Exercise prompt —
Collect each line of the records containing the string "西藏城投".

Given records —
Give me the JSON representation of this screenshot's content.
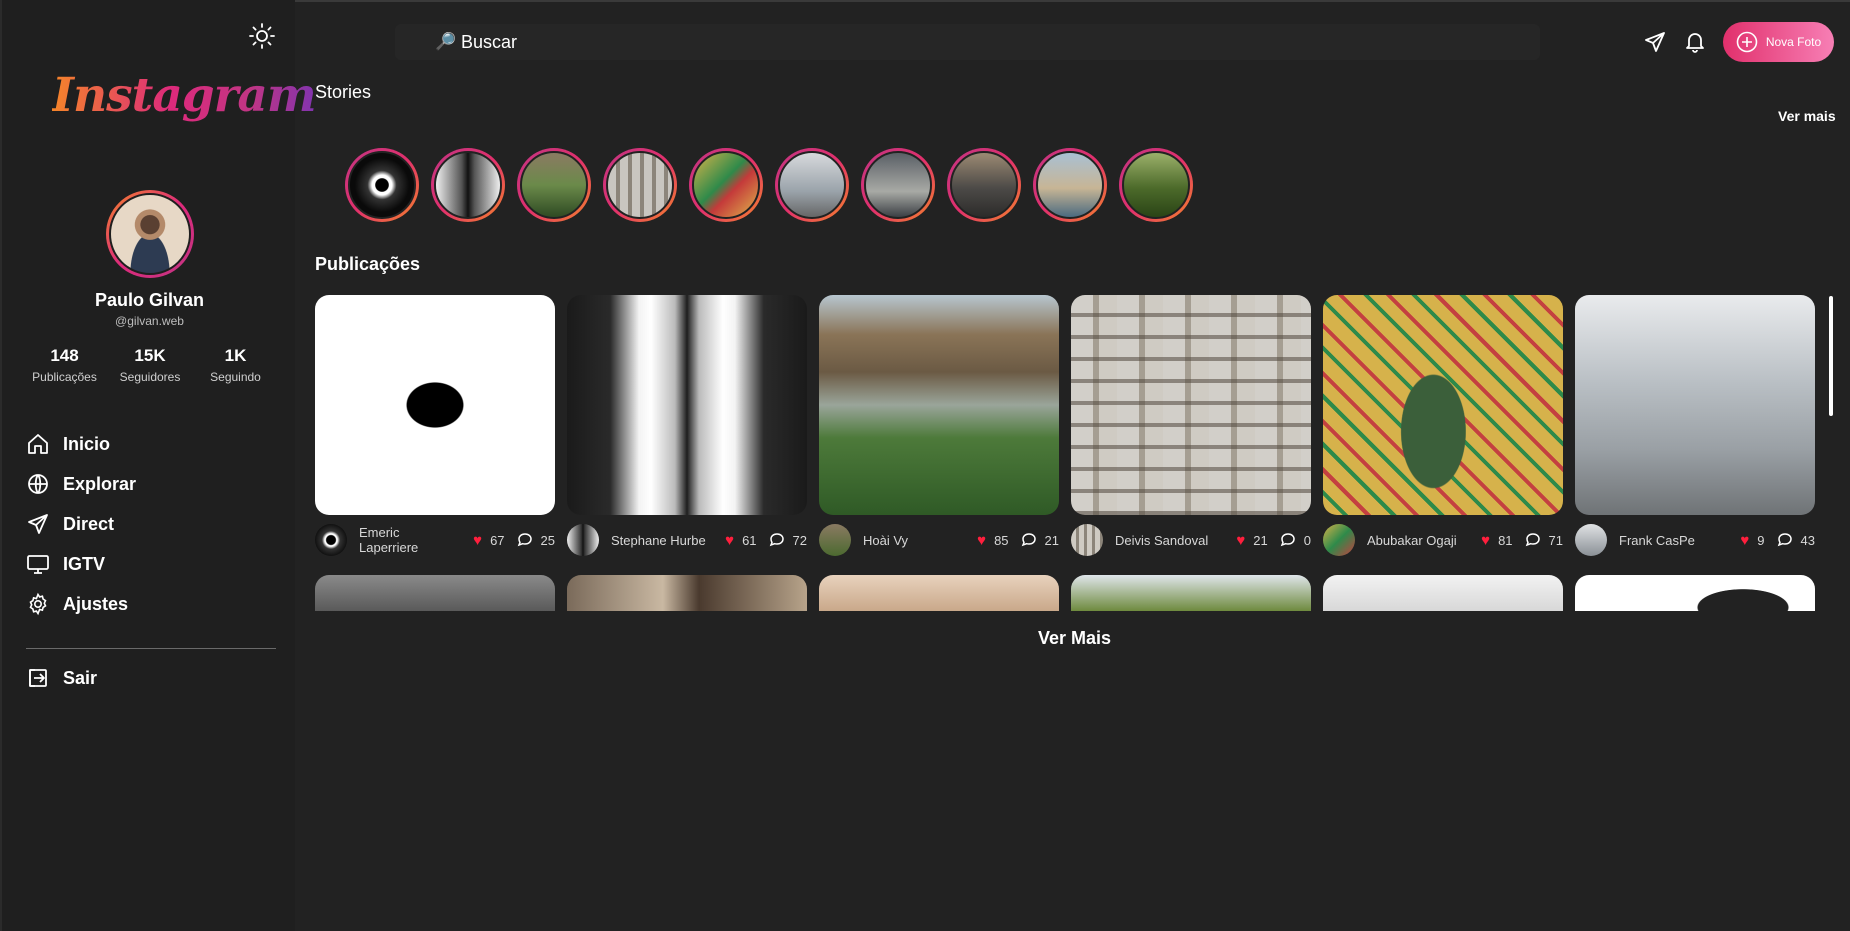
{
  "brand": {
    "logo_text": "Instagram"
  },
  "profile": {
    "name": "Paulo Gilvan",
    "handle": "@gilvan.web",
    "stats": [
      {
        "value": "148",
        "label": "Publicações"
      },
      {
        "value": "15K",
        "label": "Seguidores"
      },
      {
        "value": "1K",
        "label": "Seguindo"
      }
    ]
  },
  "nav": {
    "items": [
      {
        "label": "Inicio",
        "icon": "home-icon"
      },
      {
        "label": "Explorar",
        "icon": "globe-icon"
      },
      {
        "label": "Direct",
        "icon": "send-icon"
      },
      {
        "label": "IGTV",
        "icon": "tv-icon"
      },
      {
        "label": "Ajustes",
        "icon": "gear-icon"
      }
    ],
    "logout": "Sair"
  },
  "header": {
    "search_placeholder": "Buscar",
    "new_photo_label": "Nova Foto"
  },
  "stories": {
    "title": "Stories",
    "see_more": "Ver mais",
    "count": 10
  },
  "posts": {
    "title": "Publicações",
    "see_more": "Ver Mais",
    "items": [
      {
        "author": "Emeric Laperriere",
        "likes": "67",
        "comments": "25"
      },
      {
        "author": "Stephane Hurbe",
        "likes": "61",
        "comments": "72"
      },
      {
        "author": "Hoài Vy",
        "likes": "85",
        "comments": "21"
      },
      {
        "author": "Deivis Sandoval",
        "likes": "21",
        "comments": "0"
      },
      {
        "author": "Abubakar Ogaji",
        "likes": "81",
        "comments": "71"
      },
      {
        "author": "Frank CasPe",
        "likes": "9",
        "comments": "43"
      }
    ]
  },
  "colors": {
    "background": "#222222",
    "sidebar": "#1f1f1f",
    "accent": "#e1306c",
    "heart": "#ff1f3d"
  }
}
==
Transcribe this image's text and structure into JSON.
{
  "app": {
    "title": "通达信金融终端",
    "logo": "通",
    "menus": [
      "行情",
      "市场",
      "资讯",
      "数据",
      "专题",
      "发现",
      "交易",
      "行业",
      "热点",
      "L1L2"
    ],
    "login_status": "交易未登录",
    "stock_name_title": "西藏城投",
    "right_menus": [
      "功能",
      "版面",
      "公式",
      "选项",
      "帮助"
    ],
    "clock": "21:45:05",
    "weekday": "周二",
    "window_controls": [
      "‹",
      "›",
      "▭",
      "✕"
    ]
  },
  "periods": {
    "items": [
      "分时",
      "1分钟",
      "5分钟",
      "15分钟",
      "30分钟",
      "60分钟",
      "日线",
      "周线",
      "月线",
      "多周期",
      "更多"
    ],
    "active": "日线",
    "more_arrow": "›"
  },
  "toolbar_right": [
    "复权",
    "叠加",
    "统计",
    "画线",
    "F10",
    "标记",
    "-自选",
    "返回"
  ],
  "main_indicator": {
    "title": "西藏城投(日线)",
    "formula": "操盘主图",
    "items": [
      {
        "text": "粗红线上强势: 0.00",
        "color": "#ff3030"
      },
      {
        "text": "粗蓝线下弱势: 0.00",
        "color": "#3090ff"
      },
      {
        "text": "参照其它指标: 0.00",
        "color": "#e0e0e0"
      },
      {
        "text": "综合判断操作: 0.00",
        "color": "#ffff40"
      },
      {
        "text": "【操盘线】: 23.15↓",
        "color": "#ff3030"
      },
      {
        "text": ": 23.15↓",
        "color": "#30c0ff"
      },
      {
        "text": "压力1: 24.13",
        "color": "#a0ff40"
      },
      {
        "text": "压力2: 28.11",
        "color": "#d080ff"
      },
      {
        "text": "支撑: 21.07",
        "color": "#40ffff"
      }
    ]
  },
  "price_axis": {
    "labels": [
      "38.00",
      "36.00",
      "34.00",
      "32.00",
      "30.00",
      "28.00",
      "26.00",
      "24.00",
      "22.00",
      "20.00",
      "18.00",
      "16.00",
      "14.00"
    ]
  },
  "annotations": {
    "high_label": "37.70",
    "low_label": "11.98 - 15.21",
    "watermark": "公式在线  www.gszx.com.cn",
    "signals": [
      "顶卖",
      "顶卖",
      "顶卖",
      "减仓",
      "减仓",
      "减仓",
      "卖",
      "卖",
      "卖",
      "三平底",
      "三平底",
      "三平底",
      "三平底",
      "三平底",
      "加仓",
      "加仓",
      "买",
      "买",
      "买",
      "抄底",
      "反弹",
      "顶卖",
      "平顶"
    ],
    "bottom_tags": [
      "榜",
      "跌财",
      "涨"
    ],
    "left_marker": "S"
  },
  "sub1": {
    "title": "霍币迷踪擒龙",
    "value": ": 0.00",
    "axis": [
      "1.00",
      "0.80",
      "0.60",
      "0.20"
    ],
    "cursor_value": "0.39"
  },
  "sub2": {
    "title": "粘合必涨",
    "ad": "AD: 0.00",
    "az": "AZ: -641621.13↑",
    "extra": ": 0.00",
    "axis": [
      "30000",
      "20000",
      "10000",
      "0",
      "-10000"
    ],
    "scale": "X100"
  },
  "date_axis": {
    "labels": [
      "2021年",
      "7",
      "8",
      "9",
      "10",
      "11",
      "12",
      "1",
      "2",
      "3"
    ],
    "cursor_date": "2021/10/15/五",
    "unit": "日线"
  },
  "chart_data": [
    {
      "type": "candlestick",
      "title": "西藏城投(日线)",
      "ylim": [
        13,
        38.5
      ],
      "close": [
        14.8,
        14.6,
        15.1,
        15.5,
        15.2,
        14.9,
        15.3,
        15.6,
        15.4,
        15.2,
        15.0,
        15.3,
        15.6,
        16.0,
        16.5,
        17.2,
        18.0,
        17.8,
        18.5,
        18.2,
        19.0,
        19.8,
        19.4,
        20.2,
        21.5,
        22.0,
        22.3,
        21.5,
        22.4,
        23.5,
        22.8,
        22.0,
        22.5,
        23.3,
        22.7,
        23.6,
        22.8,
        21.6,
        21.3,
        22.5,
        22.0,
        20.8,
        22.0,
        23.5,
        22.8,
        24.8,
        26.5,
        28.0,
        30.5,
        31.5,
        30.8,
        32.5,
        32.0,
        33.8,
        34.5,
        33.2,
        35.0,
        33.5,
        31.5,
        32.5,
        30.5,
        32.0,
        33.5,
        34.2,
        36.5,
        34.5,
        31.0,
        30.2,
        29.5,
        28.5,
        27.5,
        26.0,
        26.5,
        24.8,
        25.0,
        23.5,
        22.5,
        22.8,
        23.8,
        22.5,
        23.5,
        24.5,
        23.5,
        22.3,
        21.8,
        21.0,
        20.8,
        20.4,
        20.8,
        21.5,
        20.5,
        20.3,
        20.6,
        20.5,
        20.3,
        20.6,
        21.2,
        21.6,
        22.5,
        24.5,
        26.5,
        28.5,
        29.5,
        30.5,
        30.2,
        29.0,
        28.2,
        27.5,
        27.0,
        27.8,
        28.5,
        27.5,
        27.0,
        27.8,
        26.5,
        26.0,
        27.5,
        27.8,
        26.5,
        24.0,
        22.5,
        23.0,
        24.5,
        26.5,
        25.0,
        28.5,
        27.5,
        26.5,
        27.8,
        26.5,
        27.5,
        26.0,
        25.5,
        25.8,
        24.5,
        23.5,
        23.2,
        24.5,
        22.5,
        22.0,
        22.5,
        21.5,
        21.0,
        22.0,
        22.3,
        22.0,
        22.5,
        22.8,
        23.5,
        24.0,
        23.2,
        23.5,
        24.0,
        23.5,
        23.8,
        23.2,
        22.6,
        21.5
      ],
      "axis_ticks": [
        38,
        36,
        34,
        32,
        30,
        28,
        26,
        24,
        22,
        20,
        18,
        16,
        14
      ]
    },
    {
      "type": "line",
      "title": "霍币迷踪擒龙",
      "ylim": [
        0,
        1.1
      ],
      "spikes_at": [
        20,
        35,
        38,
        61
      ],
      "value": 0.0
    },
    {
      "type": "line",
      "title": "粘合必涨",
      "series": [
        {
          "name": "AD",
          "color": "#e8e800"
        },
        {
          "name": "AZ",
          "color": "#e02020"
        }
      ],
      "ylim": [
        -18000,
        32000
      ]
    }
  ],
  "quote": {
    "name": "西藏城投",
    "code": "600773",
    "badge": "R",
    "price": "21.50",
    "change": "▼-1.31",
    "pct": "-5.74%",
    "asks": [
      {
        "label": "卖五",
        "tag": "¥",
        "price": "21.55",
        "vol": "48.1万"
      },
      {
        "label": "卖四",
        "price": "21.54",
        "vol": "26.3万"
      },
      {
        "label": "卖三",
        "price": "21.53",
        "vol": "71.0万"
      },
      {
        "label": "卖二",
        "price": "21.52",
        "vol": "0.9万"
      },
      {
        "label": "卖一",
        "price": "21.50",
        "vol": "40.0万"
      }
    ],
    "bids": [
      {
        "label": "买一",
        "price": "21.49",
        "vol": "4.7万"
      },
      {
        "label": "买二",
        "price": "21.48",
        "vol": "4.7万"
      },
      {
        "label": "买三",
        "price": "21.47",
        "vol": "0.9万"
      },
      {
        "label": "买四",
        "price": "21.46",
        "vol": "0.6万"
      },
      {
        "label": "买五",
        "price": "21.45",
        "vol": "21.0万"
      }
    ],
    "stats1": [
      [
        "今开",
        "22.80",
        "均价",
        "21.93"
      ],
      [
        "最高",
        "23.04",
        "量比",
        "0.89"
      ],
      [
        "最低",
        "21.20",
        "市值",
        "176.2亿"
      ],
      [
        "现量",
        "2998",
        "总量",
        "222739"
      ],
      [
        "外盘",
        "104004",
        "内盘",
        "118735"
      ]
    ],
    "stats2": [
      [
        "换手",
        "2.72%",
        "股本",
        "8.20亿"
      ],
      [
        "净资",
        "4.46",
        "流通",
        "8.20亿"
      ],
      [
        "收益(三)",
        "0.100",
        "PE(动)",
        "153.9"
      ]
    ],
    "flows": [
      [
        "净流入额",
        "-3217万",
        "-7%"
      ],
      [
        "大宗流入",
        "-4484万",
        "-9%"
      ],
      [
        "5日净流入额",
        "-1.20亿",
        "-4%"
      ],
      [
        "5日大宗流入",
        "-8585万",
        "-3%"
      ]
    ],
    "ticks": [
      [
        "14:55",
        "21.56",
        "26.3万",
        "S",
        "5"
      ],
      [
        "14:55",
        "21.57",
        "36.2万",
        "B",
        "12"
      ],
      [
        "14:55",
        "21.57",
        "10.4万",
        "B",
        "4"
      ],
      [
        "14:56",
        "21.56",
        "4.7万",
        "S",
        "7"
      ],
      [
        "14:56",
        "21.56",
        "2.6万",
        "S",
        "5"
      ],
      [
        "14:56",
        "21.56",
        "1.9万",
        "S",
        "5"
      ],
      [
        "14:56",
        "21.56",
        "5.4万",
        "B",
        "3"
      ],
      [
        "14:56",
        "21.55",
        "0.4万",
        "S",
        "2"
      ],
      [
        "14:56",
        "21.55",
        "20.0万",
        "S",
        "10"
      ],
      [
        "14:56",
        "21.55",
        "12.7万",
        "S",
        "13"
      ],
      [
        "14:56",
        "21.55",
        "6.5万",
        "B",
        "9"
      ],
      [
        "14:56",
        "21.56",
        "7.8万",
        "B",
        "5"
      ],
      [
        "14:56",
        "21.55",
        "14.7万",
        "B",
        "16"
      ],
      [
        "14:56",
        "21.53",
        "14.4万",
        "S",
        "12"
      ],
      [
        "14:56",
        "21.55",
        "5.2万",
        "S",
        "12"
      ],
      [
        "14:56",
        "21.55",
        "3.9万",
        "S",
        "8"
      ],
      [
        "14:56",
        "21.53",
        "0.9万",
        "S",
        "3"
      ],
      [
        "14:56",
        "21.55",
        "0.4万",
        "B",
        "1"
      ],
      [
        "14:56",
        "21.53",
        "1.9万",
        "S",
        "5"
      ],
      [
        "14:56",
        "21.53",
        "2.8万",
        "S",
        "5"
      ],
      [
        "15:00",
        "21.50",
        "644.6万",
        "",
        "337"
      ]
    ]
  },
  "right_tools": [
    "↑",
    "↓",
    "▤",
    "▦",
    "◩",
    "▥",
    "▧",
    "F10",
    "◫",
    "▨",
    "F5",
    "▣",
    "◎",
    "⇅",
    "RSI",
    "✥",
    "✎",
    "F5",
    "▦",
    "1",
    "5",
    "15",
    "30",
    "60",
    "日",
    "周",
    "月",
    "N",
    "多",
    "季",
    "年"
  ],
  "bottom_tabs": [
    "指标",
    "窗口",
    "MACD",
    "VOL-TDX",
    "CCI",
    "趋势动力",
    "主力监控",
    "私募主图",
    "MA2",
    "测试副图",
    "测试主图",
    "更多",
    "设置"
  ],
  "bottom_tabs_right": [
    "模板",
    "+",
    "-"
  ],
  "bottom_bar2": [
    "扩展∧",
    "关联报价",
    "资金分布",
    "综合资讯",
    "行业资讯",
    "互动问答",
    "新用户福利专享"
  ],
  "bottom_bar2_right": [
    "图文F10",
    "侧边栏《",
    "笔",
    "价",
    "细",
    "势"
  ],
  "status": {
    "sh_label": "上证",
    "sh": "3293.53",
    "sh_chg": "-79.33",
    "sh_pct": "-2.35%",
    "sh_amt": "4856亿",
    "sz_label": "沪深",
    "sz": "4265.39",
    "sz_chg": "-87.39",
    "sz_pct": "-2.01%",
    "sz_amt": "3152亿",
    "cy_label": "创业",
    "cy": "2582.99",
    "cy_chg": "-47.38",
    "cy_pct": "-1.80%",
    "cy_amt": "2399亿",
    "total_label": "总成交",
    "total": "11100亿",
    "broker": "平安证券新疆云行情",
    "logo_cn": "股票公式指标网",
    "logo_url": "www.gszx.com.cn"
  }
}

Written reply —
    "stock_name_title": "西藏城投",
    "title": "西藏城投(日线)",
      "title": "西藏城投(日线)",
    "name": "西藏城投",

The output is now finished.